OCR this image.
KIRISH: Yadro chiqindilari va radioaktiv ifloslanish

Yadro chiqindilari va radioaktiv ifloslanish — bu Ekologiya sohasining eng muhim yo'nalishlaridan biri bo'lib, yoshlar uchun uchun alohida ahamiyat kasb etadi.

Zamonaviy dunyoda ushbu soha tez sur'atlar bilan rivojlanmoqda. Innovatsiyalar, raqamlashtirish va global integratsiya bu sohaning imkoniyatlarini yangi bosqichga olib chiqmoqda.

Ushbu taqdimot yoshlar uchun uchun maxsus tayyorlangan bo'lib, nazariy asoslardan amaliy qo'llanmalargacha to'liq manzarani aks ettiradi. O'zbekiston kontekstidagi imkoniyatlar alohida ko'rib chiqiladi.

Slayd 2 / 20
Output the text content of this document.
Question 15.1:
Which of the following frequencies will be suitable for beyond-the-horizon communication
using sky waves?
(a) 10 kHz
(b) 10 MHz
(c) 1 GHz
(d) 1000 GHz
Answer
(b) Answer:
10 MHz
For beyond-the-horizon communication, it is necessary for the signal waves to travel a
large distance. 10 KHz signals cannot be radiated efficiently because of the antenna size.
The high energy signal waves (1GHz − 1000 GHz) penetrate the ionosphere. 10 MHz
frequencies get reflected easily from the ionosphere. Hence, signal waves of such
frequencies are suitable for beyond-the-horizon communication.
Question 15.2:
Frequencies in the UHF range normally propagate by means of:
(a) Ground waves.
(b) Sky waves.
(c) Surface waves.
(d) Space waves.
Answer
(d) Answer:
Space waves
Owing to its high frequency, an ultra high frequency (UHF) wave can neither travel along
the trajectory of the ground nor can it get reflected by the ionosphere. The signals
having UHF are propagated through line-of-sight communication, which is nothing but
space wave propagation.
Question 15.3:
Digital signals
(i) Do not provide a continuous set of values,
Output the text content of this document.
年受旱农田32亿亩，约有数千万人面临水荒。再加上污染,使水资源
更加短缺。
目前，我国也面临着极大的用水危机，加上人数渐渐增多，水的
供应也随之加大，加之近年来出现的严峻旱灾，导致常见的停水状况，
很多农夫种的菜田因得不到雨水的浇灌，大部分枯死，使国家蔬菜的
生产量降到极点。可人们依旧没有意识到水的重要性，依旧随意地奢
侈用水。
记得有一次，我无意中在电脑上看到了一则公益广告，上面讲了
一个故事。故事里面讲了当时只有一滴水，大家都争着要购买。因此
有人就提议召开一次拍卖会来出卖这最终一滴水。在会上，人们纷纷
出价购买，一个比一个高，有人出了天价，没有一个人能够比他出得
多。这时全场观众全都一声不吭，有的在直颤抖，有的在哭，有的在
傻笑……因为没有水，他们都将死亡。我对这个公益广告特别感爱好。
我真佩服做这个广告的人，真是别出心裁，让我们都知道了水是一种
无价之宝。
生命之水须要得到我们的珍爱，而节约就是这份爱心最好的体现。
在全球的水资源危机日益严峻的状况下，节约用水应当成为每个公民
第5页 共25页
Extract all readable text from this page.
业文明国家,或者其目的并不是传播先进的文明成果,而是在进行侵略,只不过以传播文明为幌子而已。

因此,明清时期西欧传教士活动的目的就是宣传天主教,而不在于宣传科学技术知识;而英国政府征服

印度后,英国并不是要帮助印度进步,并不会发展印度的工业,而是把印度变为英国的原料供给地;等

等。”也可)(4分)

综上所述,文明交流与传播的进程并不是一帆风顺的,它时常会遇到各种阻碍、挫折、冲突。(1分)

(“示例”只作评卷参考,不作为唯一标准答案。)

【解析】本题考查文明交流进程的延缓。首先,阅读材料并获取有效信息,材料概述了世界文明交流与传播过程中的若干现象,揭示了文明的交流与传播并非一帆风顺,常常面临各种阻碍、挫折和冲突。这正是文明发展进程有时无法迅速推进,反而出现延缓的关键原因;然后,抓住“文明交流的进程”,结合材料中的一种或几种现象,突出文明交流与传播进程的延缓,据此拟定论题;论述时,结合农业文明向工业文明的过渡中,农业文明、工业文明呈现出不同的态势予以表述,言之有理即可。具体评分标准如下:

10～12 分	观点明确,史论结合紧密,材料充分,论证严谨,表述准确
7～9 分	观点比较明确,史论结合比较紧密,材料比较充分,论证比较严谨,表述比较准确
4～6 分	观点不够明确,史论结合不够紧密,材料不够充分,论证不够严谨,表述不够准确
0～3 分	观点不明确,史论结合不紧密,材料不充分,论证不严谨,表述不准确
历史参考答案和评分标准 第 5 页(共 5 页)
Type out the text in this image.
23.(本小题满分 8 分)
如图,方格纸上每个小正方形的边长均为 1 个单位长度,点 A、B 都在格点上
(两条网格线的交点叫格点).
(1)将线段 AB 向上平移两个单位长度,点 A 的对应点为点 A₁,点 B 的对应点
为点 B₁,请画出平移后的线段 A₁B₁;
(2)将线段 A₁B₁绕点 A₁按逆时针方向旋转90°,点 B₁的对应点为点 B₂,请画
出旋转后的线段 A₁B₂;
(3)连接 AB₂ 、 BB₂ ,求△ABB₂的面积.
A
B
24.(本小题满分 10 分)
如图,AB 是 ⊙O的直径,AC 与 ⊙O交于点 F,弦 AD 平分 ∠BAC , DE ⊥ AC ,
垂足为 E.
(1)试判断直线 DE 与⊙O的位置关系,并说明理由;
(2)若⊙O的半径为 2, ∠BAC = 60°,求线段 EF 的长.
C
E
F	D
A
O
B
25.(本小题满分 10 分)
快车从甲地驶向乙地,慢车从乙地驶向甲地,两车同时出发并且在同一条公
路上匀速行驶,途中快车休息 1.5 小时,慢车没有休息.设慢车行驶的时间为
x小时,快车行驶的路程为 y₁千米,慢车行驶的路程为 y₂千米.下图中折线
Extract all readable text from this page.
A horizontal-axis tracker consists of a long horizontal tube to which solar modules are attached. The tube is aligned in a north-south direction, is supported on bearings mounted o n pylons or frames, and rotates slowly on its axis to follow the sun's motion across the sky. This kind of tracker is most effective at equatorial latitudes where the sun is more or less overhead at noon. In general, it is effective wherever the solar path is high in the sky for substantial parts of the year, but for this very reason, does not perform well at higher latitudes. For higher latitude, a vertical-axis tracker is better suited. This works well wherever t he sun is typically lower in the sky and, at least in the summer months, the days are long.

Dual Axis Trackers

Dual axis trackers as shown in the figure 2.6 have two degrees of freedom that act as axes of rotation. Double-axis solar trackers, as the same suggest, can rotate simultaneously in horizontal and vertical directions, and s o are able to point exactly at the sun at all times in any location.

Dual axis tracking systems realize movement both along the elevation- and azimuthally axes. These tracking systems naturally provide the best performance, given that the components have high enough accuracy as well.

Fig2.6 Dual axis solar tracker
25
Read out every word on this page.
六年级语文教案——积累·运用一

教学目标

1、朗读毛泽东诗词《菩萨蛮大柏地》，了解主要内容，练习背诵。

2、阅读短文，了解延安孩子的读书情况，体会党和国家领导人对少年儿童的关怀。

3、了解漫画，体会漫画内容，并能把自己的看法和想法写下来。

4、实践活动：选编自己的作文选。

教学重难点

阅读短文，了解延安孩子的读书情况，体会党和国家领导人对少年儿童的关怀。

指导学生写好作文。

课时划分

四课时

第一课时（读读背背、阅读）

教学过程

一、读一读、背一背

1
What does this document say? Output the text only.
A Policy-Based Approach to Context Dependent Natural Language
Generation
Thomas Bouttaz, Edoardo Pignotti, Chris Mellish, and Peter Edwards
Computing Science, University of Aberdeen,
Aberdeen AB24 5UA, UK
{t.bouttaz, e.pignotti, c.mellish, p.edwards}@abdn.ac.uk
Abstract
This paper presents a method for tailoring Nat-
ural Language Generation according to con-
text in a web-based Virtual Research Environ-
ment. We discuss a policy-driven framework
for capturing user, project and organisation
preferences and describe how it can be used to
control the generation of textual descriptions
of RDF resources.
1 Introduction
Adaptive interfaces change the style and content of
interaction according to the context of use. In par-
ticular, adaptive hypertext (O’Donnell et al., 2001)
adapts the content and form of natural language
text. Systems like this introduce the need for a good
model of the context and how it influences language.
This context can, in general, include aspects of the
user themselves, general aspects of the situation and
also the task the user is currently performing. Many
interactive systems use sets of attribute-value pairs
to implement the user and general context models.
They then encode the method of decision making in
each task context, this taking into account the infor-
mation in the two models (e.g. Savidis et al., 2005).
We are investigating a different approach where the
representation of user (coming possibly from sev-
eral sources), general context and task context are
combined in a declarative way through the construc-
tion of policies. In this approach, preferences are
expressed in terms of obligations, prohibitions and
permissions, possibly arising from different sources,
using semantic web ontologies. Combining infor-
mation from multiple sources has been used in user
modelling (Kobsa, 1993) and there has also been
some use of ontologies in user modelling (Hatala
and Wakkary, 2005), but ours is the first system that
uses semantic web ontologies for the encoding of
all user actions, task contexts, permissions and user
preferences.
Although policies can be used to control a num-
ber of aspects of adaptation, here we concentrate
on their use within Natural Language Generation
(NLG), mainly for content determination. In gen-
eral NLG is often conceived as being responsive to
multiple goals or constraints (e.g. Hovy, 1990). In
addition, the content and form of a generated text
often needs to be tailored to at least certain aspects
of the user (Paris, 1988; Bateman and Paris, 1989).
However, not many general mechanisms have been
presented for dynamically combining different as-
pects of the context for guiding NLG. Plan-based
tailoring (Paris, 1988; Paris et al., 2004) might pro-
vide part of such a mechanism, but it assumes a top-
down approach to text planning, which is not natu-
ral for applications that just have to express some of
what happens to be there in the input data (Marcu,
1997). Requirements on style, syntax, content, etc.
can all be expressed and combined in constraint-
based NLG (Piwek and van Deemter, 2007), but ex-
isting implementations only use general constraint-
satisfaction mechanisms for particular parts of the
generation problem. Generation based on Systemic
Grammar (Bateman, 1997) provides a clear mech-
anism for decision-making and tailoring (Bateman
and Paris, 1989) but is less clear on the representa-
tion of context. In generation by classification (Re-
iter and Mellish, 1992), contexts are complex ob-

###

▶ _Instructions for the task_: Copy each line that holds the word "了解延安孩子的读书情况".

▶ _The reply_:
2、阅读短文，了解延安孩子的读书情况，体会党和国家领导人对少年儿童的关怀。
阅读短文，了解延安孩子的读书情况，体会党和国家领导人对少年儿童的关怀。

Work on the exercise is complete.